WORK TO DO: For the listing below, give the count of lines containing the string "pääse" and nothing else.

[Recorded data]
------------------------------------------------------------

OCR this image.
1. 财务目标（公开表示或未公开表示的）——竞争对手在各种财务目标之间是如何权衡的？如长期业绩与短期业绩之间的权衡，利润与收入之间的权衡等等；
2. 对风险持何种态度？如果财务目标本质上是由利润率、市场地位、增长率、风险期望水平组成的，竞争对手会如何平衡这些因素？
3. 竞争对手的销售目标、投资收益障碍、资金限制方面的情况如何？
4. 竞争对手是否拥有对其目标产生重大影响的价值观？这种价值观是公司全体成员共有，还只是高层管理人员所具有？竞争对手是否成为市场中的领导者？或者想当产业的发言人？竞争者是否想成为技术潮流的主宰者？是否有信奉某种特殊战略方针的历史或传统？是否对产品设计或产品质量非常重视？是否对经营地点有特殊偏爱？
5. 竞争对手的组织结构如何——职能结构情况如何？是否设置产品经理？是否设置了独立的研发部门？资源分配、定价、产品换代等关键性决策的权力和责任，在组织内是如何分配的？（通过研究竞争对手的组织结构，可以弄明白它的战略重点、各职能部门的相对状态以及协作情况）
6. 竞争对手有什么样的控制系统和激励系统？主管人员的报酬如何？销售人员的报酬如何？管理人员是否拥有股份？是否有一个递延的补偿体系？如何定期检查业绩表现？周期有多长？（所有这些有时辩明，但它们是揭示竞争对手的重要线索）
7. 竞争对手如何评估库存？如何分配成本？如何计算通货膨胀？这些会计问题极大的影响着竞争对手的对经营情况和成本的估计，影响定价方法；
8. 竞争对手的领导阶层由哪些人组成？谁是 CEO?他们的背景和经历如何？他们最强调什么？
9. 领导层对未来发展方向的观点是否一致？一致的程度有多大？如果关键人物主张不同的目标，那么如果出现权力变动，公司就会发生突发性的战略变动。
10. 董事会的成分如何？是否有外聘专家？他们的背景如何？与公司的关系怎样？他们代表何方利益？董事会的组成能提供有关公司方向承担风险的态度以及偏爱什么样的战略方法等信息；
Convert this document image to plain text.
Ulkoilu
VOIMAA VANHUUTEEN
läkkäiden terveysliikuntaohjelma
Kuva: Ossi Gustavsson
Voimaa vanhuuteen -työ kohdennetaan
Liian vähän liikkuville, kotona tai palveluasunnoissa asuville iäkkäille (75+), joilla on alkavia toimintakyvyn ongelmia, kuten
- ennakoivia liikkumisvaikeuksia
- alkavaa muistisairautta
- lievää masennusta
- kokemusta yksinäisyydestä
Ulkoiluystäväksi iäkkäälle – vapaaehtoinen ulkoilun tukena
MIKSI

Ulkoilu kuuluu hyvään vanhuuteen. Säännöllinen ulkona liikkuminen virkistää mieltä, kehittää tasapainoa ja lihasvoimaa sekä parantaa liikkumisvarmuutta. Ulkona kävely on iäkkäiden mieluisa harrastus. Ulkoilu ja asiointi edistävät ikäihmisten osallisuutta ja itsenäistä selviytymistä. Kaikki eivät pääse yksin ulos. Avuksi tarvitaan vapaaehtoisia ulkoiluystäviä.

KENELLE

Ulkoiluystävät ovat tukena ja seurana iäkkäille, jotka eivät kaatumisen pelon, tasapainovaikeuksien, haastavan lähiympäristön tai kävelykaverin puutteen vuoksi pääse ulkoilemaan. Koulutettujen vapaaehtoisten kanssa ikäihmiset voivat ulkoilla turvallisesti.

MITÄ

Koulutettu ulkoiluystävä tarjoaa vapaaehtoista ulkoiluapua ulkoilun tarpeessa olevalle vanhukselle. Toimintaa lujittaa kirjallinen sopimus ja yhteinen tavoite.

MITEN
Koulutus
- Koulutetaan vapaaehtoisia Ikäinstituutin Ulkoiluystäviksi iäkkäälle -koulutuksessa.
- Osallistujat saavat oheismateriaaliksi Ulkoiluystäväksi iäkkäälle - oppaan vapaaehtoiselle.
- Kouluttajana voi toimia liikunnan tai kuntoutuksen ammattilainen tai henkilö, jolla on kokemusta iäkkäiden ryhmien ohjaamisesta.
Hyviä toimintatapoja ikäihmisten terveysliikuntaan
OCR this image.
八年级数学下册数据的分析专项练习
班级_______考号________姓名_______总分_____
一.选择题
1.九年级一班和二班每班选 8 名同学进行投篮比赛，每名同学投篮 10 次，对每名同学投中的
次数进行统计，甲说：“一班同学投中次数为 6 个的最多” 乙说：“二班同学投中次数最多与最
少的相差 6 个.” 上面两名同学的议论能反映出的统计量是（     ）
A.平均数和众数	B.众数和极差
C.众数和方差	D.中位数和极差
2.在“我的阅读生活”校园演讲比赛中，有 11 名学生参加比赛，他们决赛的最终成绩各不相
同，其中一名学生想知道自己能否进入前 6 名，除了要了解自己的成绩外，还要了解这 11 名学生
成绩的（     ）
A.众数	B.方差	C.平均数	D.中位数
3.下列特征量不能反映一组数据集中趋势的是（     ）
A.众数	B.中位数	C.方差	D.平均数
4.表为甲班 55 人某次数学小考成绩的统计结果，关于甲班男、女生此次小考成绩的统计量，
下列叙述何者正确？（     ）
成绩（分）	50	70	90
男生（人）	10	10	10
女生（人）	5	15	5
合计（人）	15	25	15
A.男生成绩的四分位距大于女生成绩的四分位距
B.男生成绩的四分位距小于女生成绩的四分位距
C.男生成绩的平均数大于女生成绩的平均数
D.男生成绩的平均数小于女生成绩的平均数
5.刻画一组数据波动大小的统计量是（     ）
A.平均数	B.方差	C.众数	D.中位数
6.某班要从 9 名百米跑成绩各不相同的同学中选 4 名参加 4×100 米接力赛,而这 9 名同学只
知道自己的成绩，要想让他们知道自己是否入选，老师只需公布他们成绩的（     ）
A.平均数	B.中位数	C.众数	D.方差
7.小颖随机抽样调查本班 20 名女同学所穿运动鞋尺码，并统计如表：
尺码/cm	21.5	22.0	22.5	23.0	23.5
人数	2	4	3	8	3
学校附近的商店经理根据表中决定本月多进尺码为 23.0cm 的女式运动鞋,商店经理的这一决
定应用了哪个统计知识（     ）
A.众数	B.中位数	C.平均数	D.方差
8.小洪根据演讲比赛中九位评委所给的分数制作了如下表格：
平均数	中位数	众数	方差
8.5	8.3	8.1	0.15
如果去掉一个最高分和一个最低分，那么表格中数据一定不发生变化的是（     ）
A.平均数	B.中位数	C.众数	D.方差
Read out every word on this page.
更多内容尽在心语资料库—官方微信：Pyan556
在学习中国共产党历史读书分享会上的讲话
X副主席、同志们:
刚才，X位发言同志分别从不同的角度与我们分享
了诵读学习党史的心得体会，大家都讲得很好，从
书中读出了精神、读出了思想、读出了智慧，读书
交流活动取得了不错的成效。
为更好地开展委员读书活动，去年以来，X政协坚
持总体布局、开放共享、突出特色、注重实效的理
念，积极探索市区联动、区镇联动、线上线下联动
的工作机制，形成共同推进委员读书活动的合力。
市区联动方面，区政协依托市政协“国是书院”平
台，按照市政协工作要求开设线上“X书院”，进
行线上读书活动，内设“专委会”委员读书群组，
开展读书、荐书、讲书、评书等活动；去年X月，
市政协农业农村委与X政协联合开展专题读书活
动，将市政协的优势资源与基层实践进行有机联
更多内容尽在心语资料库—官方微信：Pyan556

------------------------------------------------------------

PROBLEM SOLUTION: 2